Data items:
# # # # # # #

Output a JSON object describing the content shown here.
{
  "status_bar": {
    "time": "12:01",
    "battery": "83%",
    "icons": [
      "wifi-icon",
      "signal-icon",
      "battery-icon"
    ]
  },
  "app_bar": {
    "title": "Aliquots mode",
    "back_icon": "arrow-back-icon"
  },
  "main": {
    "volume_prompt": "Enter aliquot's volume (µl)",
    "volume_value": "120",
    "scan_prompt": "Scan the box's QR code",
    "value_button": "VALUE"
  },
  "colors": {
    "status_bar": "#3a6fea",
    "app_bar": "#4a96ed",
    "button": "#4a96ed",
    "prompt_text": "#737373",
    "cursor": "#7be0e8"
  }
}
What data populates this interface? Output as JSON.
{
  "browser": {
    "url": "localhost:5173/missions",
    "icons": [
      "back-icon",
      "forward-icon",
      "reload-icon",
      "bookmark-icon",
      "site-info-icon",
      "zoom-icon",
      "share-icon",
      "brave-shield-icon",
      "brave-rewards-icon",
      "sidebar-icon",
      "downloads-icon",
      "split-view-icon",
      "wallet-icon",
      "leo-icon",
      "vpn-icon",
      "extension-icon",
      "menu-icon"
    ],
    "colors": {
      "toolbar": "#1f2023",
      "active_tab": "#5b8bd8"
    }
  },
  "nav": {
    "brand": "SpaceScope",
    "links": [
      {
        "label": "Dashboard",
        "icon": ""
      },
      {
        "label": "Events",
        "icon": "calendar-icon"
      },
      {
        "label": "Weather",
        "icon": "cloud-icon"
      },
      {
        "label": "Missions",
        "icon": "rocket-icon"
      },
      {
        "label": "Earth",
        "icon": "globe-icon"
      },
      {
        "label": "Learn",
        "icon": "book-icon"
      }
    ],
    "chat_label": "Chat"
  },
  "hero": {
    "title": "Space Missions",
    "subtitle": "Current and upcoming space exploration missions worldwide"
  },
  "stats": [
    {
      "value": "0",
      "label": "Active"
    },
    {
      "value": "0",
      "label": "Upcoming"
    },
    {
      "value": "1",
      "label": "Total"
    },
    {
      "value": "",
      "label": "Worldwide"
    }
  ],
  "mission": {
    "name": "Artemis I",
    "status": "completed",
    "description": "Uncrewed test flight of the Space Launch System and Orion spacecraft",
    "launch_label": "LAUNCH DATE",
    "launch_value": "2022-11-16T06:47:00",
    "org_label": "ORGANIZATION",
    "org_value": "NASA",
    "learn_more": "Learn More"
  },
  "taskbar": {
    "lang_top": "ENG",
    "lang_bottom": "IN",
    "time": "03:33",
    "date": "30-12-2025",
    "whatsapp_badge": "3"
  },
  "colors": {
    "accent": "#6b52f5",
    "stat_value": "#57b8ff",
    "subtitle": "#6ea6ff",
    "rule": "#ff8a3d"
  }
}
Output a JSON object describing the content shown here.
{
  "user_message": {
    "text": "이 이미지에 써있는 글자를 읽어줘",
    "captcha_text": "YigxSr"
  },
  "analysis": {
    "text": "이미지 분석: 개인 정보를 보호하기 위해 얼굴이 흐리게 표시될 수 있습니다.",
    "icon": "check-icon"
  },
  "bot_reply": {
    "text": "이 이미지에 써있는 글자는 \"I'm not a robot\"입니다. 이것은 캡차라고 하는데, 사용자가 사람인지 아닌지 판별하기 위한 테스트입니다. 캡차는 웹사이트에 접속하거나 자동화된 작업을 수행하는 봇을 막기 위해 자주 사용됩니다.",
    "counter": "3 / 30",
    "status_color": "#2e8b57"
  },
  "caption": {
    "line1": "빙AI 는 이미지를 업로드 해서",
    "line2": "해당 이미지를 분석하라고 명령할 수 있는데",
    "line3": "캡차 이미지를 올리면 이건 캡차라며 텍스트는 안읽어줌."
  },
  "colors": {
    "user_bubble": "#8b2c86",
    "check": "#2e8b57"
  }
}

# # # # # # #

▶ **TASK BRIEF**
From the entries above, copy every line where the word "이미지에" shows up.

▶ **SOLUTION BELOW**
    "text": "이 이미지에 써있는 글자를 읽어줘",
    "text": "이 이미지에 써있는 글자는 \"I'm not a robot\"입니다. 이것은 캡차라고 하는데, 사용자가 사람인지 아닌지 판별하기 위한 테스트입니다. 캡차는 웹사이트에 접속하거나 자동화된 작업을 수행하는 봇을 막기 위해 자주 사용됩니다.",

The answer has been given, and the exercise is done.